>>>

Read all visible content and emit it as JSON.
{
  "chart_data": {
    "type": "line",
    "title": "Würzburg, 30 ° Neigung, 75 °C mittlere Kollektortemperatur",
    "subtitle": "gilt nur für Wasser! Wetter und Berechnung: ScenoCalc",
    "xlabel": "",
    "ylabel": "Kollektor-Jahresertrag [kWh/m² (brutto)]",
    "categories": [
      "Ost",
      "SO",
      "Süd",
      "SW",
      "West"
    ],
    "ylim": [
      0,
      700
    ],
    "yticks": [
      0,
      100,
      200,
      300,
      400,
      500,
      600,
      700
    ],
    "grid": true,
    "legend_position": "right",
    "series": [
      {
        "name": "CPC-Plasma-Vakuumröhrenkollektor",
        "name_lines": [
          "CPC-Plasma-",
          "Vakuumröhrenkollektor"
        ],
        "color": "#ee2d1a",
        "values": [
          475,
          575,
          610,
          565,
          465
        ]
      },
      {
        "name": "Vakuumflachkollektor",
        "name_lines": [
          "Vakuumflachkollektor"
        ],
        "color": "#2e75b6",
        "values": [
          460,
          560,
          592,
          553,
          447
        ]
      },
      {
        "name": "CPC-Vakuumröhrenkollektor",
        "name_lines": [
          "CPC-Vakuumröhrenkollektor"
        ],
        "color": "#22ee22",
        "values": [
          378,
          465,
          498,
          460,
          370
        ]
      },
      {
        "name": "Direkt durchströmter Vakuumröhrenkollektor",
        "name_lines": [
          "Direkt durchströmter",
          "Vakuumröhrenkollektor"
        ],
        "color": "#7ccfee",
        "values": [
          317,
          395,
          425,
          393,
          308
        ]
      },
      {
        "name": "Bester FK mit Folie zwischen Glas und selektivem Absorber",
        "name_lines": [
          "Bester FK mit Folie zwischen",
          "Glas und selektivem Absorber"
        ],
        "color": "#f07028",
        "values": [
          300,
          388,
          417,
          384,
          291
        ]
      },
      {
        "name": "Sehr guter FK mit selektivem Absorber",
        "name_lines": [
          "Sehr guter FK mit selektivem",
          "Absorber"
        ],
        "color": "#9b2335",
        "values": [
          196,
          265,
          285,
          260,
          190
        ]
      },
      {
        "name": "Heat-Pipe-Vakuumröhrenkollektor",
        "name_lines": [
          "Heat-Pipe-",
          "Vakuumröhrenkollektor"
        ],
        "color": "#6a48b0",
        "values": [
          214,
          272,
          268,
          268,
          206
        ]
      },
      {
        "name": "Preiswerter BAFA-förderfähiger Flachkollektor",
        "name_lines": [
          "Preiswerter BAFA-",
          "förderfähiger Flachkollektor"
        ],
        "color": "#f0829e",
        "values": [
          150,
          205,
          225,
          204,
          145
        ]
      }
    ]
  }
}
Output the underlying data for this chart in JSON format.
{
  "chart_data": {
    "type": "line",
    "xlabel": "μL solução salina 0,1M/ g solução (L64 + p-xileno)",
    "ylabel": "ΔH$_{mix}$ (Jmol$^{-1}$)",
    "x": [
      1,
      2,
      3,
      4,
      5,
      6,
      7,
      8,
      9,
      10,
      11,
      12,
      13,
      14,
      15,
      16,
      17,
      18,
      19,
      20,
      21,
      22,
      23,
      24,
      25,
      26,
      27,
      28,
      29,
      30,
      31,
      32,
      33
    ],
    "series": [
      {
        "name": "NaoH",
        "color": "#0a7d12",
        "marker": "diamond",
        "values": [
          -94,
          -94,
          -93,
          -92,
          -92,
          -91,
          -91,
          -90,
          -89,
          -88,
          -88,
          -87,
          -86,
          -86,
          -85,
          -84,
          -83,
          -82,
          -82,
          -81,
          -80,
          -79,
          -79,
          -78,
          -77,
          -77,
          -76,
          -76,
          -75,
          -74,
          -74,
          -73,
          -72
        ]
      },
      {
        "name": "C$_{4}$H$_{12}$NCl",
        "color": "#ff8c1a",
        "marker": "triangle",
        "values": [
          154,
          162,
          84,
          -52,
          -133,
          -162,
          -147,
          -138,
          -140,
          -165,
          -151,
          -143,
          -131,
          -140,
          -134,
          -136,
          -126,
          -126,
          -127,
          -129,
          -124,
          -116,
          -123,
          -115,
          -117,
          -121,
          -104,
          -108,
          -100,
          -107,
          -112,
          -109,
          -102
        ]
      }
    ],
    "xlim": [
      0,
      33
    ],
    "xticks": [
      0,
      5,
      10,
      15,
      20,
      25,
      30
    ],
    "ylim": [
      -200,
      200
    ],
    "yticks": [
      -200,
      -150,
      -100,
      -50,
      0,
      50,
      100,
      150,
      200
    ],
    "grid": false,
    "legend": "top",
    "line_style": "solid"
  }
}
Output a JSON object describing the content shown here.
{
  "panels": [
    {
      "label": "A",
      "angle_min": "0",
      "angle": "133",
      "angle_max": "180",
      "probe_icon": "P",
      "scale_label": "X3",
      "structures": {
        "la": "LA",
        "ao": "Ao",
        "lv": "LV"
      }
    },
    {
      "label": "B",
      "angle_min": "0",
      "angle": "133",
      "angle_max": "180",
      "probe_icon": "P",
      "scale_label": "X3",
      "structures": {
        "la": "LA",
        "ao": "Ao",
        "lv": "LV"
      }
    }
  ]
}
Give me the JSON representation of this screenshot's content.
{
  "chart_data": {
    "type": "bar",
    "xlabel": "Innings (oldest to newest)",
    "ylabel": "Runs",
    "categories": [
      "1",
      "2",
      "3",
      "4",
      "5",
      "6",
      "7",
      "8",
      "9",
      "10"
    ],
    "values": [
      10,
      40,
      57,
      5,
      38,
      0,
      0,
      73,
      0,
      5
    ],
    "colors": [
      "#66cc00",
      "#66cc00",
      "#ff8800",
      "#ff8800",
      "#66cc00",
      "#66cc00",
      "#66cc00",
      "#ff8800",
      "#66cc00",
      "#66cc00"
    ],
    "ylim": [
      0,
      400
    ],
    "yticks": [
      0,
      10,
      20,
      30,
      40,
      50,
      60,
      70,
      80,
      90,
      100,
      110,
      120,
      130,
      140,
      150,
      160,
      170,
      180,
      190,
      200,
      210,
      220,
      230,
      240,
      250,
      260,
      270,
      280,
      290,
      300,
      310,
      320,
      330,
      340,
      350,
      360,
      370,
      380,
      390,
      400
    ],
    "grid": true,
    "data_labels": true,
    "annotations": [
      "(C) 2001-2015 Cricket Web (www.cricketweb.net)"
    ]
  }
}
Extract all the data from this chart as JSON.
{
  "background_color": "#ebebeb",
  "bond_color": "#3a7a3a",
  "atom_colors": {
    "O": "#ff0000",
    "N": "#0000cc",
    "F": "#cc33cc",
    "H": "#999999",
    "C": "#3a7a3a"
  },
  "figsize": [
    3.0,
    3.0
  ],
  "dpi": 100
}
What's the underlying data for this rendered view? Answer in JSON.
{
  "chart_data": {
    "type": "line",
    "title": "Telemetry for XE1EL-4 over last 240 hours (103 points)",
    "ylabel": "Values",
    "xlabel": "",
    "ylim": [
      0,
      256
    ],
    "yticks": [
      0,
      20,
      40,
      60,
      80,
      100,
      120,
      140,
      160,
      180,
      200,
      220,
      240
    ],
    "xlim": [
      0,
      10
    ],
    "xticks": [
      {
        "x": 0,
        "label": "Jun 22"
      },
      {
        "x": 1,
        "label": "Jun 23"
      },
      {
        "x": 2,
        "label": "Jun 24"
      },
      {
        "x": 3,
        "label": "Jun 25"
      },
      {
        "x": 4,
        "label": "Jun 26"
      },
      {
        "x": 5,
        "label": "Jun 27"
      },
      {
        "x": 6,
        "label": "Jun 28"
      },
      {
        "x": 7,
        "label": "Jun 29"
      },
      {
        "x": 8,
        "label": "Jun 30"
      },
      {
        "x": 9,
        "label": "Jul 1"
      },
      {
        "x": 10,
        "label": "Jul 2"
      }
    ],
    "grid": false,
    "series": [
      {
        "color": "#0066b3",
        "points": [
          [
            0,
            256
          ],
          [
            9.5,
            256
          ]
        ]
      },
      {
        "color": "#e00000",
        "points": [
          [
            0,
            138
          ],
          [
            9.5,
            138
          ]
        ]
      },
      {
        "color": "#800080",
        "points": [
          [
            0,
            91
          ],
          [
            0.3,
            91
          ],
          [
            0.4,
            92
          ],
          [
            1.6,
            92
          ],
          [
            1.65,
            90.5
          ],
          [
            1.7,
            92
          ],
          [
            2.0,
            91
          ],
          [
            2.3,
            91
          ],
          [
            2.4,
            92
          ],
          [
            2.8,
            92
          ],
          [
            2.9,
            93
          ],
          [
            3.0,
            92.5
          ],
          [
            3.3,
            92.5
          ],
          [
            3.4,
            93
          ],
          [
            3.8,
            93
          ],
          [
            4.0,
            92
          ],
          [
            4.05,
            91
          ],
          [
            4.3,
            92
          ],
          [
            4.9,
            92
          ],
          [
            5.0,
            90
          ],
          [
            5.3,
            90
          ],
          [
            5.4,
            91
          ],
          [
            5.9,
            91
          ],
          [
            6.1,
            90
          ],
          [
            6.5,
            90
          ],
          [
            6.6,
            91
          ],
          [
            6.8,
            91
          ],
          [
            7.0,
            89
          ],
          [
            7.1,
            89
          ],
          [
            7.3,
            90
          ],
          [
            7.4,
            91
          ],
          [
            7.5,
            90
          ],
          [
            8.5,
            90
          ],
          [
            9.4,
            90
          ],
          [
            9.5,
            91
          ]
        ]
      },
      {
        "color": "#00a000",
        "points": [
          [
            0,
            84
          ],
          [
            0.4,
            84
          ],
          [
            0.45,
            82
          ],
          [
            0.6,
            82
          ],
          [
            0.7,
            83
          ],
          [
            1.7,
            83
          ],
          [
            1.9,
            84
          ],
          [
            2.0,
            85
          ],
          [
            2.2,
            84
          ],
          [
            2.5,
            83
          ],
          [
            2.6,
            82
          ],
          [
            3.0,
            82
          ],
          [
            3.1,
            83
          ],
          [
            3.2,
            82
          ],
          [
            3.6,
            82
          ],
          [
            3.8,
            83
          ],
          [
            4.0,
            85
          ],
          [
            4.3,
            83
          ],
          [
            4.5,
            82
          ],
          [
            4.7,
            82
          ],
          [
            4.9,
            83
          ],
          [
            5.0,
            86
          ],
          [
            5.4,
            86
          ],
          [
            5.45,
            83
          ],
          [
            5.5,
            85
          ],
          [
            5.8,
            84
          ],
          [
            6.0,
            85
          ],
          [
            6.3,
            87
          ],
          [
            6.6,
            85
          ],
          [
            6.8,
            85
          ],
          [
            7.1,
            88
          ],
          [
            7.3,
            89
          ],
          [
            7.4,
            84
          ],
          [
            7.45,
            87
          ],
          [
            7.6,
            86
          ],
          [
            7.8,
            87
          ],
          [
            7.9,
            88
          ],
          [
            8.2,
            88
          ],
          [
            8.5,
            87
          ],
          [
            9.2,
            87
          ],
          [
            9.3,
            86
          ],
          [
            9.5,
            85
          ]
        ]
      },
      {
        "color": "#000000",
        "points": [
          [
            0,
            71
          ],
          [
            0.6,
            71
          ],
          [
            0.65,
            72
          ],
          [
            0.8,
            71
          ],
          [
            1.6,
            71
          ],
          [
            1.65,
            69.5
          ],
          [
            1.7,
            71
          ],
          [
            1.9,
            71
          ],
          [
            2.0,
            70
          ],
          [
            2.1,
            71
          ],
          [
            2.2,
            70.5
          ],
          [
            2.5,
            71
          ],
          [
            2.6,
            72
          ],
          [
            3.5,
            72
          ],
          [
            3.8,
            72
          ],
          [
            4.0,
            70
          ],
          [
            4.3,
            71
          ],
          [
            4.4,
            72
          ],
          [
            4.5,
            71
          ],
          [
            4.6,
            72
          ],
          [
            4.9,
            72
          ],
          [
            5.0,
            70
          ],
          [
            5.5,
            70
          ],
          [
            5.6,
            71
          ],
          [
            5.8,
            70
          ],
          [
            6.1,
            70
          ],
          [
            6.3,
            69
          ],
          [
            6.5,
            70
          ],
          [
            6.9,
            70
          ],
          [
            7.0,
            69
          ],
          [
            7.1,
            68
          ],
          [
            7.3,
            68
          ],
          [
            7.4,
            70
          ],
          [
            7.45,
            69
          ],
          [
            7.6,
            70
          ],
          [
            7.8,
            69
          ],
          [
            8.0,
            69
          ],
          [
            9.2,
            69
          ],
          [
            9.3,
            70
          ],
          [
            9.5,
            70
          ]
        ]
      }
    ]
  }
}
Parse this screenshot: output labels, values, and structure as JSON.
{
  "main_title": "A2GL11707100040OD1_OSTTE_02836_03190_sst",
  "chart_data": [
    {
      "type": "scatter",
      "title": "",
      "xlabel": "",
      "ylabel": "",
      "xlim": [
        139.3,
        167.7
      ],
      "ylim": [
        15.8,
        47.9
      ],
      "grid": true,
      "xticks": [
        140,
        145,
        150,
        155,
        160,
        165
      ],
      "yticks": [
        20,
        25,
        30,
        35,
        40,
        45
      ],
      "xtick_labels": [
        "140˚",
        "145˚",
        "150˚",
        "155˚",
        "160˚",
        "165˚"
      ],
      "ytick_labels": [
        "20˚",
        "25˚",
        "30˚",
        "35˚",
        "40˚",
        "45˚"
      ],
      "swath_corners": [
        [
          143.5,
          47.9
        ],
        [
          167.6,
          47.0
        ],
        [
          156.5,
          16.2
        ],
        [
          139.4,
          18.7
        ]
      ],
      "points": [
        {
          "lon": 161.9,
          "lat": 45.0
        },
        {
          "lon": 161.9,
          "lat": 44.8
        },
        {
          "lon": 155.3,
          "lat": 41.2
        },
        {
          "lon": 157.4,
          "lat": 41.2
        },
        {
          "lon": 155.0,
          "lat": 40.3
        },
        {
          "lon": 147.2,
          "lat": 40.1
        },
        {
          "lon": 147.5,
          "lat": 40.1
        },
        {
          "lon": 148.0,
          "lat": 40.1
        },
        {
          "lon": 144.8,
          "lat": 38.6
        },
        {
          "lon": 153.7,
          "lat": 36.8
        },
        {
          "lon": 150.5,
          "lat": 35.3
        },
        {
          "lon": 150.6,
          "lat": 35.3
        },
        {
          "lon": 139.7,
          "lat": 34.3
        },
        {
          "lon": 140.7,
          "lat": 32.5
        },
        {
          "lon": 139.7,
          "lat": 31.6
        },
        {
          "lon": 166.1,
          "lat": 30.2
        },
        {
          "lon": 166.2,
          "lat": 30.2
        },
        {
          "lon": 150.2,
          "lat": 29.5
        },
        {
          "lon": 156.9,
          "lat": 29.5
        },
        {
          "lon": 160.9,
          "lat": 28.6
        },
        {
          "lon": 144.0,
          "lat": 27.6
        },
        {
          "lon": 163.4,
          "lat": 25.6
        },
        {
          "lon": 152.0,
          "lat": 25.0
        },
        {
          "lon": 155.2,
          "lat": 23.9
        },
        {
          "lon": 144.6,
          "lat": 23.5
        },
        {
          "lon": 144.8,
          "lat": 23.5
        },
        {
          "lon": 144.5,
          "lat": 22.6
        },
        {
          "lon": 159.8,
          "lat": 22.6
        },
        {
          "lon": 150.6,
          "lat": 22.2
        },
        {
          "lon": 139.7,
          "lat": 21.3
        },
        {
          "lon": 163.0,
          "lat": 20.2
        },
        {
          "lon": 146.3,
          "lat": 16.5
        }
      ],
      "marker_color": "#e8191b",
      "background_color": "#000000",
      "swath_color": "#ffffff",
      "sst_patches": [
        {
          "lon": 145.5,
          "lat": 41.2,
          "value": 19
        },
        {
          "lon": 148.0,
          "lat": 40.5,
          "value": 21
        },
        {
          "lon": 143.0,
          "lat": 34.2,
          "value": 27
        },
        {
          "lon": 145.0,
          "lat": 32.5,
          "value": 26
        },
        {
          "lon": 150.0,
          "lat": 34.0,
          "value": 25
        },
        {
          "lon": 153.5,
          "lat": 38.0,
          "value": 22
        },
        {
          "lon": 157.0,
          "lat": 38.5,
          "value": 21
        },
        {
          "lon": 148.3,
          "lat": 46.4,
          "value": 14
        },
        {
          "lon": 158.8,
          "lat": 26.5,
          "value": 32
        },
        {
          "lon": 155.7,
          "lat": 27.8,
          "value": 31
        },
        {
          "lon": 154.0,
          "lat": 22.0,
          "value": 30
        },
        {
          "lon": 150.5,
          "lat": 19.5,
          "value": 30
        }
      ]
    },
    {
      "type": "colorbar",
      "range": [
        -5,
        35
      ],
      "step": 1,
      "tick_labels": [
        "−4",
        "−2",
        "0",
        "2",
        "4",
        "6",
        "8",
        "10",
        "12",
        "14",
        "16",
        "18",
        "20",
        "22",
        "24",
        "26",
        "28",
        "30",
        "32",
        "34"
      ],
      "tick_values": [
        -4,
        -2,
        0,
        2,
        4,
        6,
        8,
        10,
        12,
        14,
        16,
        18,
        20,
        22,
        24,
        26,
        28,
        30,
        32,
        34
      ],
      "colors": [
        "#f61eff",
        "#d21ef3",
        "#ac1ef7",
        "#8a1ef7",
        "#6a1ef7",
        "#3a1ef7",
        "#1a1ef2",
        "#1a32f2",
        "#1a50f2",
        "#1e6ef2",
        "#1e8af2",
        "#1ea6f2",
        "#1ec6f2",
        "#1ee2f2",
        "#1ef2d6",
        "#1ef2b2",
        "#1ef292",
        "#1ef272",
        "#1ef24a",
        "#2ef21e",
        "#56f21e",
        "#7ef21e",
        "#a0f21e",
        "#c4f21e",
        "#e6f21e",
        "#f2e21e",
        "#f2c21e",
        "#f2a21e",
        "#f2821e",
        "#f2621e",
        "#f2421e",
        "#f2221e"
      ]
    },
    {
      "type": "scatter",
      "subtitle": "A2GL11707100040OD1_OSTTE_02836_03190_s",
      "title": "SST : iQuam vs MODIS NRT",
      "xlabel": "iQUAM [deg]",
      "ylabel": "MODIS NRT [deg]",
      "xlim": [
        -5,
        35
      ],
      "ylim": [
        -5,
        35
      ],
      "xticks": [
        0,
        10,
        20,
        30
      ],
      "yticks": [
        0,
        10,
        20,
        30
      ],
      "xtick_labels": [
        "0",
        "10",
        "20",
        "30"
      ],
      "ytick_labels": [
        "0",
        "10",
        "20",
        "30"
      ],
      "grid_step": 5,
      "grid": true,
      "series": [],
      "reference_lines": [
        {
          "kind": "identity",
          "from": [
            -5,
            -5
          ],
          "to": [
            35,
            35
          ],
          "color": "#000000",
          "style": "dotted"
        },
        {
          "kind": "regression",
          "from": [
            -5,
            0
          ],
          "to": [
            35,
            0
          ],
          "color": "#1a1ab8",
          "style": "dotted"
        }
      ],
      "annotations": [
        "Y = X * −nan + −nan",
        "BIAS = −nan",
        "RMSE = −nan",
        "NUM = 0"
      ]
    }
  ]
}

<<<

What this task involves: From the data above, copy out every line with the string "durchströmter" in it.

The output:
        "name": "Direkt durchströmter Vakuumröhrenkollektor",
          "Direkt durchströmter",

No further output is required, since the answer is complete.